- **SET EXERCISE**: Copy all the entries below exactly, but not the pictures.
____ RECORDS
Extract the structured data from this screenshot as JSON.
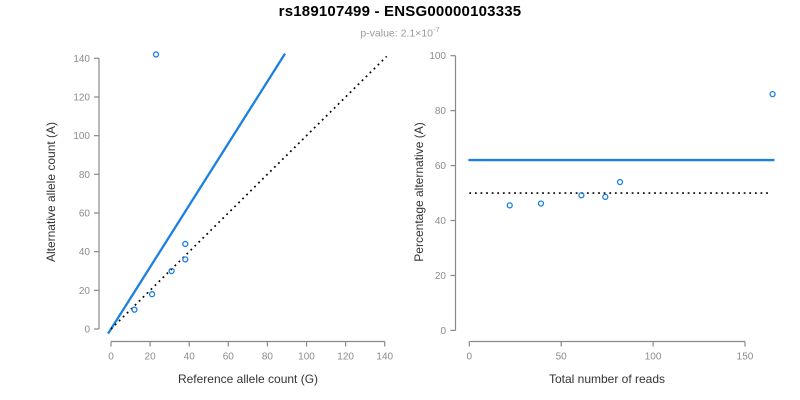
{
  "header": {
    "title": "rs189107499 - ENSG00000103335",
    "subtitle_prefix": "p-value: 2.1×10",
    "subtitle_exponent": "-7"
  },
  "colors": {
    "accent_blue": "#1b80e0",
    "identity_black": "#000000",
    "axis": "#898989",
    "tick_label": "#8c8c8c",
    "axis_title": "#333333",
    "title": "#000000",
    "subtitle": "#9a9a9a",
    "background": "#ffffff"
  },
  "chart_data": [
    {
      "type": "scatter",
      "panel": "left",
      "xlabel": "Reference allele count (G)",
      "ylabel": "Alternative allele count (A)",
      "xlim": [
        0,
        140
      ],
      "ylim": [
        0,
        140
      ],
      "xticks": [
        0,
        20,
        40,
        60,
        80,
        100,
        120,
        140
      ],
      "yticks": [
        0,
        20,
        40,
        60,
        80,
        100,
        120,
        140
      ],
      "grid": false,
      "marker": "open-circle",
      "points": [
        [
          23,
          142
        ],
        [
          38,
          44
        ],
        [
          38,
          36
        ],
        [
          31,
          30
        ],
        [
          21,
          18
        ],
        [
          12,
          10
        ]
      ],
      "lines": [
        {
          "name": "fit-line",
          "style": "solid",
          "color": "blue",
          "slope": 1.6,
          "intercept": 0,
          "from": [
            -1.5,
            -2.4
          ],
          "to": [
            89,
            142.4
          ]
        },
        {
          "name": "identity-line",
          "style": "dotted",
          "color": "black",
          "slope": 1,
          "intercept": 0,
          "from": [
            0,
            0
          ],
          "to": [
            141,
            141
          ]
        }
      ]
    },
    {
      "type": "scatter",
      "panel": "right",
      "xlabel": "Total number of reads",
      "ylabel": "Percentage alternative (A)",
      "xlim": [
        0,
        150
      ],
      "ylim": [
        0,
        100
      ],
      "xticks": [
        0,
        50,
        100,
        150
      ],
      "yticks": [
        0,
        20,
        40,
        60,
        80,
        100
      ],
      "grid": false,
      "marker": "open-circle",
      "points": [
        [
          165,
          86
        ],
        [
          82,
          54
        ],
        [
          74,
          48.6
        ],
        [
          61,
          49.2
        ],
        [
          39,
          46.2
        ],
        [
          22,
          45.5
        ]
      ],
      "lines": [
        {
          "name": "expected-percentage-line",
          "style": "solid",
          "color": "blue",
          "y": 62,
          "from": [
            -0.5,
            62
          ],
          "to": [
            166,
            62
          ]
        },
        {
          "name": "null-50pct-line",
          "style": "dotted",
          "color": "black",
          "y": 50,
          "from": [
            0,
            50
          ],
          "to": [
            163,
            50
          ]
        }
      ]
    }
  ]
}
________
- **EXERCISE OUTPUT**:
Extract the structured data from this screenshot as JSON.
{
  "header": {
    "title": "rs189107499 - ENSG00000103335",
    "subtitle_prefix": "p-value: 2.1×10",
    "subtitle_exponent": "-7"
  },
  "colors": {
    "accent_blue": "#1b80e0",
    "identity_black": "#000000",
    "axis": "#898989",
    "tick_label": "#8c8c8c",
    "axis_title": "#333333",
    "title": "#000000",
    "subtitle": "#9a9a9a",
    "background": "#ffffff"
  },
  "chart_data": [
    {
      "type": "scatter",
      "panel": "left",
      "xlabel": "Reference allele count (G)",
      "ylabel": "Alternative allele count (A)",
      "xlim": [
        0,
        140
      ],
      "ylim": [
        0,
        140
      ],
      "xticks": [
        0,
        20,
        40,
        60,
        80,
        100,
        120,
        140
      ],
      "yticks": [
        0,
        20,
        40,
        60,
        80,
        100,
        120,
        140
      ],
      "grid": false,
      "marker": "open-circle",
      "points": [
        [
          23,
          142
        ],
        [
          38,
          44
        ],
        [
          38,
          36
        ],
        [
          31,
          30
        ],
        [
          21,
          18
        ],
        [
          12,
          10
        ]
      ],
      "lines": [
        {
          "name": "fit-line",
          "style": "solid",
          "color": "blue",
          "slope": 1.6,
          "intercept": 0,
          "from": [
            -1.5,
            -2.4
          ],
          "to": [
            89,
            142.4
          ]
        },
        {
          "name": "identity-line",
          "style": "dotted",
          "color": "black",
          "slope": 1,
          "intercept": 0,
          "from": [
            0,
            0
          ],
          "to": [
            141,
            141
          ]
        }
      ]
    },
    {
      "type": "scatter",
      "panel": "right",
      "xlabel": "Total number of reads",
      "ylabel": "Percentage alternative (A)",
      "xlim": [
        0,
        150
      ],
      "ylim": [
        0,
        100
      ],
      "xticks": [
        0,
        50,
        100,
        150
      ],
      "yticks": [
        0,
        20,
        40,
        60,
        80,
        100
      ],
      "grid": false,
      "marker": "open-circle",
      "points": [
        [
          165,
          86
        ],
        [
          82,
          54
        ],
        [
          74,
          48.6
        ],
        [
          61,
          49.2
        ],
        [
          39,
          46.2
        ],
        [
          22,
          45.5
        ]
      ],
      "lines": [
        {
          "name": "expected-percentage-line",
          "style": "solid",
          "color": "blue",
          "y": 62,
          "from": [
            -0.5,
            62
          ],
          "to": [
            166,
            62
          ]
        },
        {
          "name": "null-50pct-line",
          "style": "dotted",
          "color": "black",
          "y": 50,
          "from": [
            0,
            50
          ],
          "to": [
            163,
            50
          ]
        }
      ]
    }
  ]
}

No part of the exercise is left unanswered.